EXERCISE:
Please write out the complete listing that follows, exactly as it reads.

STORED RECORDS:
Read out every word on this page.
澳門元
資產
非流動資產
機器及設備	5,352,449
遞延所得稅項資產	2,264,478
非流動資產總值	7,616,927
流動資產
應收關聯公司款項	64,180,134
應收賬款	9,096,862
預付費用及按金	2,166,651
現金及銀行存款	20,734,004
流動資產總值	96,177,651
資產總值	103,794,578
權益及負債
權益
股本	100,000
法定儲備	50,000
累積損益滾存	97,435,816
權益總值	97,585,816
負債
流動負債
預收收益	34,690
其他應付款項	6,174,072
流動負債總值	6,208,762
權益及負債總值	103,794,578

WRITTEN SOLUTION:
Read out every word on this page.
澳門元
資產
非流動資產
機器及設備	5,352,449
遞延所得稅項資產	2,264,478
非流動資產總值	7,616,927
流動資產
應收關聯公司款項	64,180,134
應收賬款	9,096,862
預付費用及按金	2,166,651
現金及銀行存款	20,734,004
流動資產總值	96,177,651
資產總值	103,794,578
權益及負債
權益
股本	100,000
法定儲備	50,000
累積損益滾存	97,435,816
權益總值	97,585,816
負債
流動負債
預收收益	34,690
其他應付款項	6,174,072
流動負債總值	6,208,762
權益及負債總值	103,794,578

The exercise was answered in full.